* [Aim] Please give the entries again in full and exactly, without any picture.

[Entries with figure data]
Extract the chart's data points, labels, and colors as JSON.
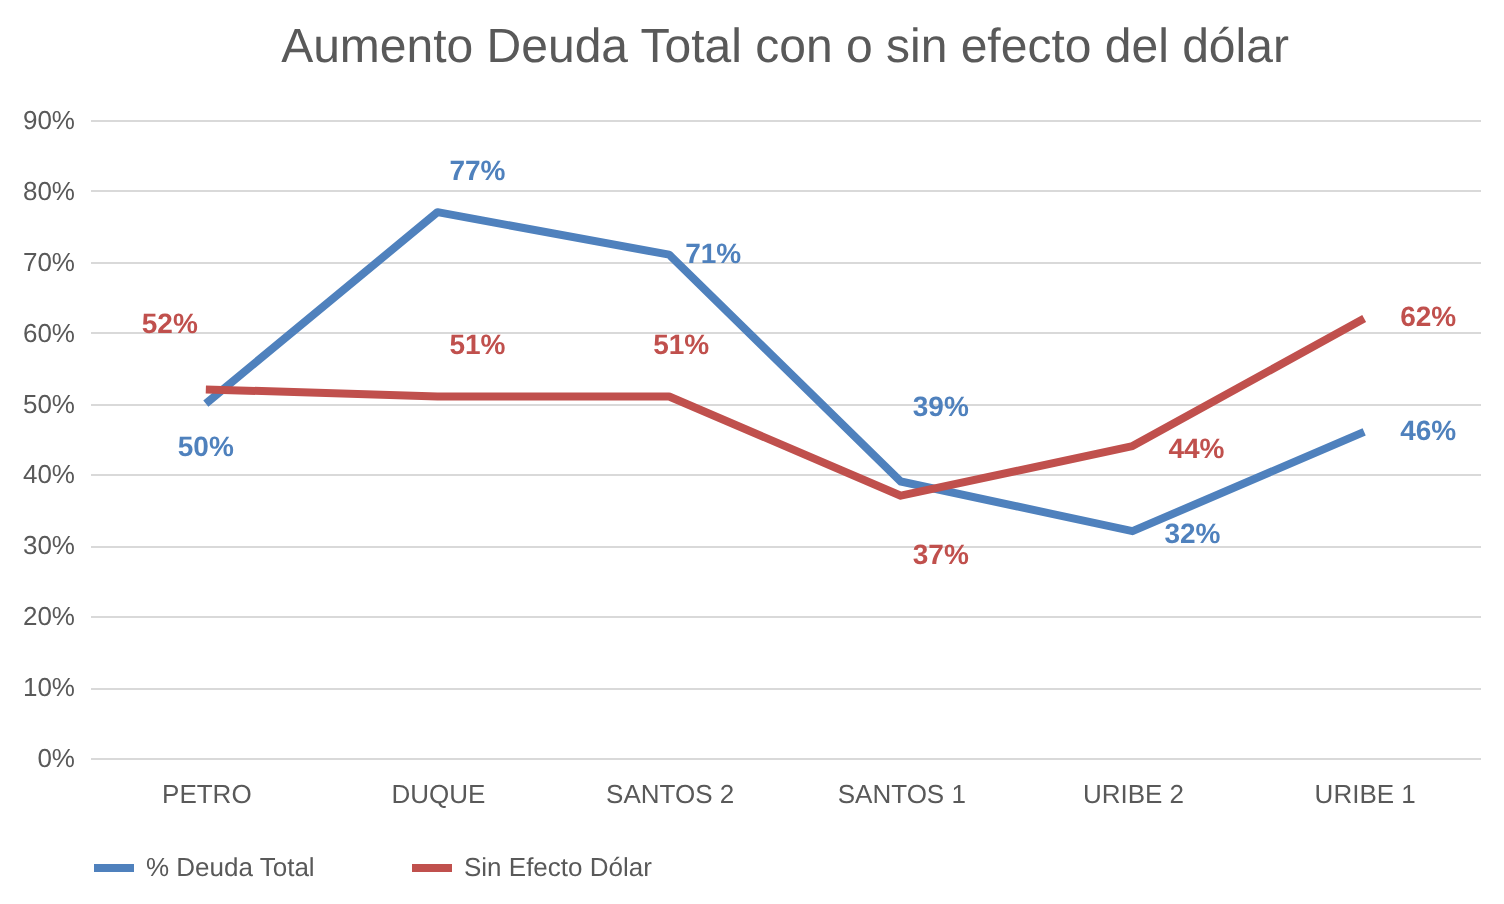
{
  "chart_data": {
    "type": "line",
    "title": "Aumento Deuda Total con o sin efecto del dólar",
    "categories": [
      "PETRO",
      "DUQUE",
      "SANTOS 2",
      "SANTOS 1",
      "URIBE 2",
      "URIBE 1"
    ],
    "series": [
      {
        "name": "% Deuda Total",
        "color": "#4f81bd",
        "values": [
          50,
          77,
          71,
          39,
          32,
          46
        ],
        "value_labels": [
          "50%",
          "77%",
          "71%",
          "39%",
          "32%",
          "46%"
        ]
      },
      {
        "name": "Sin Efecto Dólar",
        "color": "#c0504d",
        "values": [
          52,
          51,
          51,
          37,
          44,
          62
        ],
        "value_labels": [
          "52%",
          "51%",
          "51%",
          "37%",
          "44%",
          "62%"
        ]
      }
    ],
    "ylim": [
      0,
      90
    ],
    "yticks": [
      {
        "value": 0,
        "label": "0%"
      },
      {
        "value": 10,
        "label": "10%"
      },
      {
        "value": 20,
        "label": "20%"
      },
      {
        "value": 30,
        "label": "30%"
      },
      {
        "value": 40,
        "label": "40%"
      },
      {
        "value": 50,
        "label": "50%"
      },
      {
        "value": 60,
        "label": "60%"
      },
      {
        "value": 70,
        "label": "70%"
      },
      {
        "value": 80,
        "label": "80%"
      },
      {
        "value": 90,
        "label": "90%"
      }
    ],
    "grid": "y",
    "legend": "bottom",
    "marker": "none",
    "line_style": "solid"
  }
}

* [Problem solution]
Extract the chart's data points, labels, and colors as JSON.
{
  "chart_data": {
    "type": "line",
    "title": "Aumento Deuda Total con o sin efecto del dólar",
    "categories": [
      "PETRO",
      "DUQUE",
      "SANTOS 2",
      "SANTOS 1",
      "URIBE 2",
      "URIBE 1"
    ],
    "series": [
      {
        "name": "% Deuda Total",
        "color": "#4f81bd",
        "values": [
          50,
          77,
          71,
          39,
          32,
          46
        ],
        "value_labels": [
          "50%",
          "77%",
          "71%",
          "39%",
          "32%",
          "46%"
        ]
      },
      {
        "name": "Sin Efecto Dólar",
        "color": "#c0504d",
        "values": [
          52,
          51,
          51,
          37,
          44,
          62
        ],
        "value_labels": [
          "52%",
          "51%",
          "51%",
          "37%",
          "44%",
          "62%"
        ]
      }
    ],
    "ylim": [
      0,
      90
    ],
    "yticks": [
      {
        "value": 0,
        "label": "0%"
      },
      {
        "value": 10,
        "label": "10%"
      },
      {
        "value": 20,
        "label": "20%"
      },
      {
        "value": 30,
        "label": "30%"
      },
      {
        "value": 40,
        "label": "40%"
      },
      {
        "value": 50,
        "label": "50%"
      },
      {
        "value": 60,
        "label": "60%"
      },
      {
        "value": 70,
        "label": "70%"
      },
      {
        "value": 80,
        "label": "80%"
      },
      {
        "value": 90,
        "label": "90%"
      }
    ],
    "grid": "y",
    "legend": "bottom",
    "marker": "none",
    "line_style": "solid"
  }
}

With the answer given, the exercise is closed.